__Exercise details__:
Determine the number of lines in these entries that hold the word "Terry". Give the number and nothing more.
--------------------------------------------------
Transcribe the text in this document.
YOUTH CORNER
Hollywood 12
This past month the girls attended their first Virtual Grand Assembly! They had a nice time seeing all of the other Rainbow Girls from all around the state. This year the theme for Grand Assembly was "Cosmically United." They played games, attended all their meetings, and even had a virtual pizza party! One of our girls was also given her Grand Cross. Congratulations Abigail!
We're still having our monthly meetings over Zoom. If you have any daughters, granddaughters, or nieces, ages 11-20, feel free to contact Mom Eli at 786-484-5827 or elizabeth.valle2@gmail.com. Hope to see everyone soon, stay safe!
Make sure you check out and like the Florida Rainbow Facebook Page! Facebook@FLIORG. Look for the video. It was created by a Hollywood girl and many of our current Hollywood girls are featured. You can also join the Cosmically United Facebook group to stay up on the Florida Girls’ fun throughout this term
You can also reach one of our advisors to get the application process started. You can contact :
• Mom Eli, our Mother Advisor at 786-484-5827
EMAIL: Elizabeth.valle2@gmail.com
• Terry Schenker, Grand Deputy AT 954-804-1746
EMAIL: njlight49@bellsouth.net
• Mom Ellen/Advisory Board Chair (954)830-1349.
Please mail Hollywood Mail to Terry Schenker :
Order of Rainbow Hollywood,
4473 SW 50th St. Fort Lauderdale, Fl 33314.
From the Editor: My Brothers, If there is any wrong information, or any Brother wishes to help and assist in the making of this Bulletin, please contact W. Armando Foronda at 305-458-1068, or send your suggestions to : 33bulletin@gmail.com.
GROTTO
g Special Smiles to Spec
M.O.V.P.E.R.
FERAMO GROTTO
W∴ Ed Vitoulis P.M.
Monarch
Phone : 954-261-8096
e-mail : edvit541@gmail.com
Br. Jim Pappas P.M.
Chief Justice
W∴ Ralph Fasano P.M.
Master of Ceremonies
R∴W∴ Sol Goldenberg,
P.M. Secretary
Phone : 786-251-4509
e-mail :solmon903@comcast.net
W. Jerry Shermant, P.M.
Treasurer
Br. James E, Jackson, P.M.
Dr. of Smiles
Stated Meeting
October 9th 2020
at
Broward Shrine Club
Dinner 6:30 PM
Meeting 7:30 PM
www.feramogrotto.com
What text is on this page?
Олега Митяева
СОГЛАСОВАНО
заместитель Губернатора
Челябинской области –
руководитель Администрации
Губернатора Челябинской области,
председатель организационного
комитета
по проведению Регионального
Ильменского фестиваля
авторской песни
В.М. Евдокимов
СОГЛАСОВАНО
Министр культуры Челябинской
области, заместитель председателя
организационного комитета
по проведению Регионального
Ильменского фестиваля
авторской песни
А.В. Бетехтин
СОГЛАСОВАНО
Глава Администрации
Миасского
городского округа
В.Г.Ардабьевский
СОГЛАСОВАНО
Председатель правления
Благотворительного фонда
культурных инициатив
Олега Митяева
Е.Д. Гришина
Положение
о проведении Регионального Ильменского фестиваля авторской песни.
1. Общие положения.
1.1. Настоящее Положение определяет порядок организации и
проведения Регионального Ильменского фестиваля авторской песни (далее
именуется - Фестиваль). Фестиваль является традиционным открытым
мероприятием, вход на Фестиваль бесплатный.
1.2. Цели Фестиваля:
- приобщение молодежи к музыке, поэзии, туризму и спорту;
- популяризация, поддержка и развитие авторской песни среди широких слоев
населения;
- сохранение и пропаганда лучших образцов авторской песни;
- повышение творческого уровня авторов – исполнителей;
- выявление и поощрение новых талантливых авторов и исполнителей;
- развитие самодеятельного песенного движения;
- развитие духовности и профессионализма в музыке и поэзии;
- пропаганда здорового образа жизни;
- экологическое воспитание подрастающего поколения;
--------------------------------------------------
__Task result__:
2